(Stored records)

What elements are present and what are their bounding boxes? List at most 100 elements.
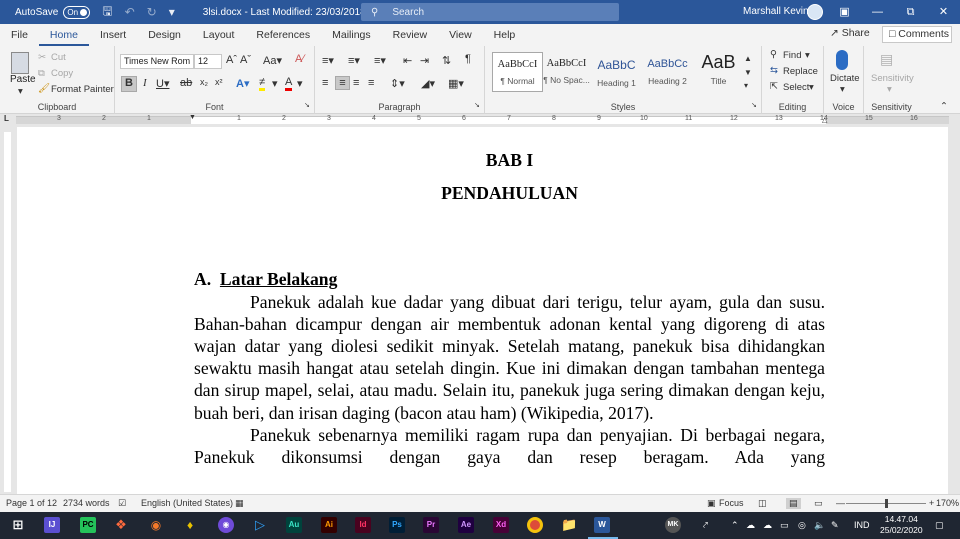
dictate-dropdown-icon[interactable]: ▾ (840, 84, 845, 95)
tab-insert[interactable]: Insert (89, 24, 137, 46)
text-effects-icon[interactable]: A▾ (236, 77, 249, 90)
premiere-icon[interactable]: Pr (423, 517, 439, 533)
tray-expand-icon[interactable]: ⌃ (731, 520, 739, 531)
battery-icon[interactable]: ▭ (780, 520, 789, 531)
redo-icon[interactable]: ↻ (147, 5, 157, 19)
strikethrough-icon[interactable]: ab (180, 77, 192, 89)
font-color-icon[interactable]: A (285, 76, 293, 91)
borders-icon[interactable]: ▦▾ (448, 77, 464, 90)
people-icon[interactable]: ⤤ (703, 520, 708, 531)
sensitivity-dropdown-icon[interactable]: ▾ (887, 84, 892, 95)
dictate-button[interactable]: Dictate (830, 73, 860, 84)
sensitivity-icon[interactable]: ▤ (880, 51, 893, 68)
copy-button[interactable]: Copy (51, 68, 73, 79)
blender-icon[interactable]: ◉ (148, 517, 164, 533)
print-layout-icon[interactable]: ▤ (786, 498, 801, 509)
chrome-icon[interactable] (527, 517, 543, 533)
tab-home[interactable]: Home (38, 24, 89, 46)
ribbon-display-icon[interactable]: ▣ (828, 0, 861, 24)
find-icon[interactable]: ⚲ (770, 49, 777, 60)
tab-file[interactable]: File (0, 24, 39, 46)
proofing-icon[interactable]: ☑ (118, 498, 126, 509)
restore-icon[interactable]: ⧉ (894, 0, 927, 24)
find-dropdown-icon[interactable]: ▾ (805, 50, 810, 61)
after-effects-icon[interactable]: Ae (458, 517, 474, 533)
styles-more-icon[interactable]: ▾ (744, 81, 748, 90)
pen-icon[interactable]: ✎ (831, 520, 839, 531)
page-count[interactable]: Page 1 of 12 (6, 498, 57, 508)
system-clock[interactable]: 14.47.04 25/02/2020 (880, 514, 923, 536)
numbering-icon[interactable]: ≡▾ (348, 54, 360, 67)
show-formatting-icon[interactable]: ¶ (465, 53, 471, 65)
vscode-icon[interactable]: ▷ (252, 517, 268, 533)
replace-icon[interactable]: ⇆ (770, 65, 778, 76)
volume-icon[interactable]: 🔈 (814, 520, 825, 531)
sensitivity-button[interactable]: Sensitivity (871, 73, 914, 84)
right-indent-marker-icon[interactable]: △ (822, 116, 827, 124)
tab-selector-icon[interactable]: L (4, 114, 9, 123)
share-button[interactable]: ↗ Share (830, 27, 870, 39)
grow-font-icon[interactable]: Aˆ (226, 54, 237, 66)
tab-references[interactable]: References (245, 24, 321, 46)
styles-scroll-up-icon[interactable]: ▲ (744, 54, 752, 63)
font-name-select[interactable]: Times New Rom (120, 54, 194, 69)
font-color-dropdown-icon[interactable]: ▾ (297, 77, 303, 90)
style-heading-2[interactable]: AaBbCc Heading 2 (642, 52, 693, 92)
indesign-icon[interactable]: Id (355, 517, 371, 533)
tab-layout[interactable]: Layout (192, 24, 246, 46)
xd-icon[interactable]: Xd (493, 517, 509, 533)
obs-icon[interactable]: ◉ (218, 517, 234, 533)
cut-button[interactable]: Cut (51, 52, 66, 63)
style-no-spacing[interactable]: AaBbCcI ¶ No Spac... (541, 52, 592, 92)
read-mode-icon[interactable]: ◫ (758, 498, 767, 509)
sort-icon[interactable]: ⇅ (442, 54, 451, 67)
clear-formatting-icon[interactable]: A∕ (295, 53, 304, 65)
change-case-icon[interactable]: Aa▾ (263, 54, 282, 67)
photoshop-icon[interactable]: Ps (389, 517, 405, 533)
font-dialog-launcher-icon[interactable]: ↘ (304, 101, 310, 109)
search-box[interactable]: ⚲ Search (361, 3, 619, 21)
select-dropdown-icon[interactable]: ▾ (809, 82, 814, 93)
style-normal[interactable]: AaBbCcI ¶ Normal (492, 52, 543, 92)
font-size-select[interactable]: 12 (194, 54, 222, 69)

* **AIM**
Copy the listing above line for line, without altering anything, and leave out the picture.

* **SOLUTION FOR THIS PROBLEM**
What elements are present and what are their bounding boxes? List at most 100 elements.
dictate-dropdown-icon[interactable]: ▾ (840, 84, 845, 95)
tab-insert[interactable]: Insert (89, 24, 137, 46)
text-effects-icon[interactable]: A▾ (236, 77, 249, 90)
premiere-icon[interactable]: Pr (423, 517, 439, 533)
tray-expand-icon[interactable]: ⌃ (731, 520, 739, 531)
battery-icon[interactable]: ▭ (780, 520, 789, 531)
redo-icon[interactable]: ↻ (147, 5, 157, 19)
strikethrough-icon[interactable]: ab (180, 77, 192, 89)
font-color-icon[interactable]: A (285, 76, 293, 91)
borders-icon[interactable]: ▦▾ (448, 77, 464, 90)
people-icon[interactable]: ⤤ (703, 520, 708, 531)
sensitivity-dropdown-icon[interactable]: ▾ (887, 84, 892, 95)
dictate-button[interactable]: Dictate (830, 73, 860, 84)
sensitivity-icon[interactable]: ▤ (880, 51, 893, 68)
copy-button[interactable]: Copy (51, 68, 73, 79)
blender-icon[interactable]: ◉ (148, 517, 164, 533)
print-layout-icon[interactable]: ▤ (786, 498, 801, 509)
chrome-icon[interactable] (527, 517, 543, 533)
tab-home[interactable]: Home (38, 24, 89, 46)
ribbon-display-icon[interactable]: ▣ (828, 0, 861, 24)
find-icon[interactable]: ⚲ (770, 49, 777, 60)
tab-file[interactable]: File (0, 24, 39, 46)
proofing-icon[interactable]: ☑ (118, 498, 126, 509)
restore-icon[interactable]: ⧉ (894, 0, 927, 24)
find-dropdown-icon[interactable]: ▾ (805, 50, 810, 61)
after-effects-icon[interactable]: Ae (458, 517, 474, 533)
styles-more-icon[interactable]: ▾ (744, 81, 748, 90)
pen-icon[interactable]: ✎ (831, 520, 839, 531)
page-count[interactable]: Page 1 of 12 (6, 498, 57, 508)
system-clock[interactable]: 14.47.04 25/02/2020 (880, 514, 923, 536)
numbering-icon[interactable]: ≡▾ (348, 54, 360, 67)
show-formatting-icon[interactable]: ¶ (465, 53, 471, 65)
vscode-icon[interactable]: ▷ (252, 517, 268, 533)
replace-icon[interactable]: ⇆ (770, 65, 778, 76)
volume-icon[interactable]: 🔈 (814, 520, 825, 531)
sensitivity-button[interactable]: Sensitivity (871, 73, 914, 84)
right-indent-marker-icon[interactable]: △ (822, 116, 827, 124)
tab-selector-icon[interactable]: L (4, 114, 9, 123)
share-button[interactable]: ↗ Share (830, 27, 870, 39)
grow-font-icon[interactable]: Aˆ (226, 54, 237, 66)
tab-references[interactable]: References (245, 24, 321, 46)
styles-scroll-up-icon[interactable]: ▲ (744, 54, 752, 63)
font-name-select[interactable]: Times New Rom (120, 54, 194, 69)
font-color-dropdown-icon[interactable]: ▾ (297, 77, 303, 90)
style-heading-2[interactable]: AaBbCc Heading 2 (642, 52, 693, 92)
indesign-icon[interactable]: Id (355, 517, 371, 533)
tab-layout[interactable]: Layout (192, 24, 246, 46)
xd-icon[interactable]: Xd (493, 517, 509, 533)
obs-icon[interactable]: ◉ (218, 517, 234, 533)
cut-button[interactable]: Cut (51, 52, 66, 63)
style-no-spacing[interactable]: AaBbCcI ¶ No Spac... (541, 52, 592, 92)
read-mode-icon[interactable]: ◫ (758, 498, 767, 509)
sort-icon[interactable]: ⇅ (442, 54, 451, 67)
clear-formatting-icon[interactable]: A∕ (295, 53, 304, 65)
change-case-icon[interactable]: Aa▾ (263, 54, 282, 67)
photoshop-icon[interactable]: Ps (389, 517, 405, 533)
font-dialog-launcher-icon[interactable]: ↘ (304, 101, 310, 109)
search-box[interactable]: ⚲ Search (361, 3, 619, 21)
select-dropdown-icon[interactable]: ▾ (809, 82, 814, 93)
style-normal[interactable]: AaBbCcI ¶ Normal (492, 52, 543, 92)
font-size-select[interactable]: 12 (194, 54, 222, 69)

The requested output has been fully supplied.